**Entries provided**
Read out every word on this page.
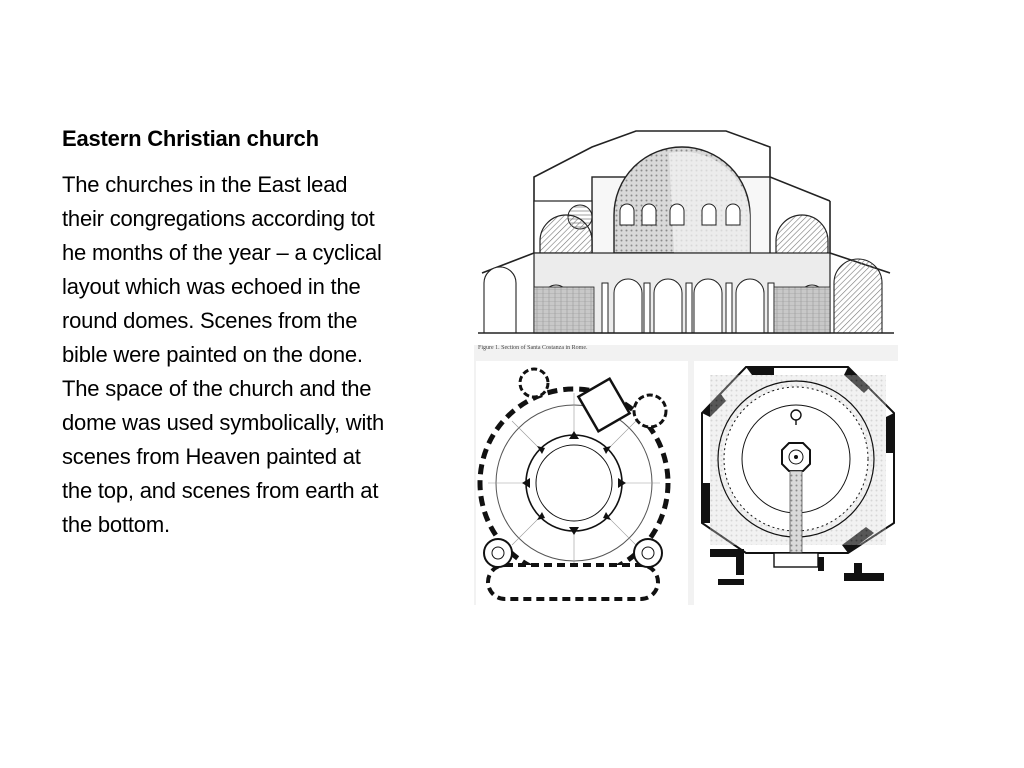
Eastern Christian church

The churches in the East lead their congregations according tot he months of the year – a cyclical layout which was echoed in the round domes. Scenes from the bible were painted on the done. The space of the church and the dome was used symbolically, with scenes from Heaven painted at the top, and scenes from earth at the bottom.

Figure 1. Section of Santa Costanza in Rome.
--
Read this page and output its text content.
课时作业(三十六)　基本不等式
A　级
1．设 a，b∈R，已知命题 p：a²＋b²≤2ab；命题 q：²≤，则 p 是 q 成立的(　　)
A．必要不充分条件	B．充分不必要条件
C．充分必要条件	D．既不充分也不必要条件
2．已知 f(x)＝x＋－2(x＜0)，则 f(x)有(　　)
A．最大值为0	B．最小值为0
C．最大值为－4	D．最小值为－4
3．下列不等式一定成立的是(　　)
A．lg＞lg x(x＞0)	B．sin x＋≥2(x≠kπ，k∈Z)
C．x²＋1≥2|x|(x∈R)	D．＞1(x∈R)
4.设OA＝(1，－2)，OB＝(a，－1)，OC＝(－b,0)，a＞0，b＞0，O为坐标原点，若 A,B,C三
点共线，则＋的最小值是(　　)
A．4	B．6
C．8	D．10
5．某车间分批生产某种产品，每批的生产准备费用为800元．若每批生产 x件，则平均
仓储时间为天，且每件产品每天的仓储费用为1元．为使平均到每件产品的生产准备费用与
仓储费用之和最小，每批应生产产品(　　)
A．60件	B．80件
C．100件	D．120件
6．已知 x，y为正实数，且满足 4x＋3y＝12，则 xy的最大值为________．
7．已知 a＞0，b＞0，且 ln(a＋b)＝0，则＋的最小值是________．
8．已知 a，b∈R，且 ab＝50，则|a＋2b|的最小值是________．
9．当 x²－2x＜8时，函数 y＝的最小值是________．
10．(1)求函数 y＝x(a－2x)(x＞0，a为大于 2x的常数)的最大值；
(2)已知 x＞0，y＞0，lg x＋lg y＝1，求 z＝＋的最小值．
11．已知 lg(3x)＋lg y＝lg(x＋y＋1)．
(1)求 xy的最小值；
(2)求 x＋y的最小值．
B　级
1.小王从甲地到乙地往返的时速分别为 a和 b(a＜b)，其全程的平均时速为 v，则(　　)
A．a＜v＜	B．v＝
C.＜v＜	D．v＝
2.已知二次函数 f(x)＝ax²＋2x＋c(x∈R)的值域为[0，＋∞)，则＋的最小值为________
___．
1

**What to do**
Copy out each line of the data where the string "page" appears.

**Result**
Read out every word on this page.
Read this page and output its text content.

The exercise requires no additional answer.